Passage:
Then I read in the Anderson (S.C.) Independent-Mail that AP style requires a two spaces in SpongeBob SquarePants:
We had a rather detailed discussion over the name usage. Since our newspaper uses courtesy titles, did we refer to the abductee as Mr. Pants or Mr. SquarePants? The Associated Press puts a space in between "Square" and "Pants" while Google doesn’t. In accordance with AP style, we’re going with Mr. Pants.

First, Google doesn't "put" spaces in anything. It just tells you where other people have put them.

Second, Google shows 61,400 hits for "SpongeBob Square Pants." It shows 1.23 million for "SpongeBob SquarePants."

Third, I don't know Norm Goldstein personally, but I hope I would have heard if the AP Stylebook came out with a rebellious ruling on SpongeBob SquarePants. Clearly, Nickelodeon has it as two words. Why would AP require three?

My guess is that a reporter saw it wrong in an AP-written story. But that doesn't make it AP style. That just makes it an AP mistake.

Numbers game

The new crime drama scheduled to premiere Jan. 7 on CBS is "Numbers." Do not fall into the "copy our logo" trap and style it "NUMB3RS." That's ridiculous.

And while we're on the topic, the 1995 movie by David Fincher was "Seven," despite the logo of "SE7EN."

Sunday, December 12, 2004

Weekend reading

This week's Word Watch column from Merriam-Webster's has the origins of some fun words: bumpkin, josh, spelunker and scallywag.

Information shown:
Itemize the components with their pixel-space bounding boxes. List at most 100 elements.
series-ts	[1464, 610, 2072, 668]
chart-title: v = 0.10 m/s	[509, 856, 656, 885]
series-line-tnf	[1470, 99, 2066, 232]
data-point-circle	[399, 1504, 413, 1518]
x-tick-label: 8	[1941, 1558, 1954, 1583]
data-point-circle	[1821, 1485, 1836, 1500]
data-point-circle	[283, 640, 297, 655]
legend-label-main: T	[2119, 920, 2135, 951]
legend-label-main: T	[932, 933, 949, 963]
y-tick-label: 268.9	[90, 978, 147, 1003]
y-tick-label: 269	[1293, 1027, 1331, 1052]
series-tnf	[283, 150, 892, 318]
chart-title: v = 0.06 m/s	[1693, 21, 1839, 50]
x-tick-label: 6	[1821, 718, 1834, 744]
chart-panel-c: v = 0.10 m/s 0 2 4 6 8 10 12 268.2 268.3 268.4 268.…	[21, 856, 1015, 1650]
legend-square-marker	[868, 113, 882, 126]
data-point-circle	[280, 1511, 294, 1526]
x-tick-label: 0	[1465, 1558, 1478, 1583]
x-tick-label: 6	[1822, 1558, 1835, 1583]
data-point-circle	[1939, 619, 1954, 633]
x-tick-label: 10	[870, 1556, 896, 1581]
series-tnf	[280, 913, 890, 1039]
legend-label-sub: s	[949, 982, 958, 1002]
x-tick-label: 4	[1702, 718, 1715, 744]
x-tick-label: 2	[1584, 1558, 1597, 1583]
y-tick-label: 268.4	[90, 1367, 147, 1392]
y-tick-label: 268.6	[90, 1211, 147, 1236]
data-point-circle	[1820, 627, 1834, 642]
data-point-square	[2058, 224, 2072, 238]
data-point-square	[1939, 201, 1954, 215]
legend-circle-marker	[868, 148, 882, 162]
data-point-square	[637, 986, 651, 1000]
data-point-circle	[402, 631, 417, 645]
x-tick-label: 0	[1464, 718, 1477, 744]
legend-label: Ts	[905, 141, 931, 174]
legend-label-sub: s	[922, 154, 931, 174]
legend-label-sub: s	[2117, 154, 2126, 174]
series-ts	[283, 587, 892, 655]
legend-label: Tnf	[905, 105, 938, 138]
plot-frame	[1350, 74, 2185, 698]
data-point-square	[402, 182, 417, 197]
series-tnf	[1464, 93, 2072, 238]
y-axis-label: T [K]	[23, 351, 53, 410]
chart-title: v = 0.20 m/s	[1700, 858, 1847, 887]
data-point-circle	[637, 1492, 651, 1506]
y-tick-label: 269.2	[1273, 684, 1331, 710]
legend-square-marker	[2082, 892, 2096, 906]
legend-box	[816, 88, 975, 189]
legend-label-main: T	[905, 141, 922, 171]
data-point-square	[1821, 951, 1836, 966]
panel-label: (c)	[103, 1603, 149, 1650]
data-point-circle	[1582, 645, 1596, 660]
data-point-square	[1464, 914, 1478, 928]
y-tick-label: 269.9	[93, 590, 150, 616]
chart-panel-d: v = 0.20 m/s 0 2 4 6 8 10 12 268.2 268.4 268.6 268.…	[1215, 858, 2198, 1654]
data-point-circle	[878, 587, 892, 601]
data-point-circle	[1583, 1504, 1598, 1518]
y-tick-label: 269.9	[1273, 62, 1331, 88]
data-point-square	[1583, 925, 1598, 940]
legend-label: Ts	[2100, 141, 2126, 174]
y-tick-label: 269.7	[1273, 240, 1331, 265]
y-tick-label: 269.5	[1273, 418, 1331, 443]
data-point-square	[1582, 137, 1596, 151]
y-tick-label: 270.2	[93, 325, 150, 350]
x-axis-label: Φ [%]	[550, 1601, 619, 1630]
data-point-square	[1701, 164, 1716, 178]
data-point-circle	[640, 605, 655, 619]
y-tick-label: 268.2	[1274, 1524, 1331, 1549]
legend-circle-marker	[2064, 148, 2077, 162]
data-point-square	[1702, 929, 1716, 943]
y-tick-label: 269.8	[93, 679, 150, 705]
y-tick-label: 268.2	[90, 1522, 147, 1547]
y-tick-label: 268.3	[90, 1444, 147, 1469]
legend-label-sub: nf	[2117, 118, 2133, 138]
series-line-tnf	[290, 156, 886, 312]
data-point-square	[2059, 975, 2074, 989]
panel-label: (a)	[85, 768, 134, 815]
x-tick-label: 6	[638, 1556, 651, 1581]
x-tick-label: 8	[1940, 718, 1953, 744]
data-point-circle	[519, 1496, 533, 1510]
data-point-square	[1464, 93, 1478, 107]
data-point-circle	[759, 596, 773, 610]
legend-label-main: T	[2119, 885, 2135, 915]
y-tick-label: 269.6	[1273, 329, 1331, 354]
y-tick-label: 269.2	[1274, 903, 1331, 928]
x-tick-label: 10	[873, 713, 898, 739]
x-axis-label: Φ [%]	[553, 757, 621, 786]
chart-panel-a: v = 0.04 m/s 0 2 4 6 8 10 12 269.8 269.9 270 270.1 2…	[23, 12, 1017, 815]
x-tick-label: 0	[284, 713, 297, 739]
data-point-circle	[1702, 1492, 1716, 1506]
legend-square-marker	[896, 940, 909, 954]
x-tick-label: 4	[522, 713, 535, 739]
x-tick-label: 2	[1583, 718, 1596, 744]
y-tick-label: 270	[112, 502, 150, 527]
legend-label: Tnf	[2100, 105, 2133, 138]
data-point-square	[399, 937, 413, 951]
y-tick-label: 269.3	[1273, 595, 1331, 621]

Actions to take:
**A.** Decide whether each statement agrees with the passage on style. For each, answer yes or no and quote the deciding words of the passage exactly. (i) Google shows more hits for "SpongeBob SquarePants" than for "SpongeBob Square Pants." (ii) The passage recommends styling the title of the CBS crime drama as "NUMB3RS." (iii) The Anderson newspaper chose to call the abductee Mr. SquarePants.
**B.** Reproduce word for word the part of the passage on style that opens with the words containing "First, Google doesn't" and closes with "AP require three?".

Responses by item number:
**A.**
(i) Yes: "Google shows 61,400 hits for "SpongeBob Square Pants." It shows 1.23 million for "SpongeBob SquarePants.""
(ii) No: "Do not fall into the "copy our logo" trap and style it "NUMB3RS.""
(iii) No: "In accordance with AP style, we’re going with Mr. Pants."

**B.**
First, Google doesn't "put" spaces in anything. It just tells you where other people have put them.

Second, Google shows 61,400 hits for "SpongeBob Square Pants." It shows 1.23 million for "SpongeBob SquarePants."

Third, I don't know Norm Goldstein personally, but I hope I would have heard if the AP Stylebook came out with a rebellious ruling on SpongeBob SquarePants. Clearly, Nickelodeon has it as two words. Why would AP require three?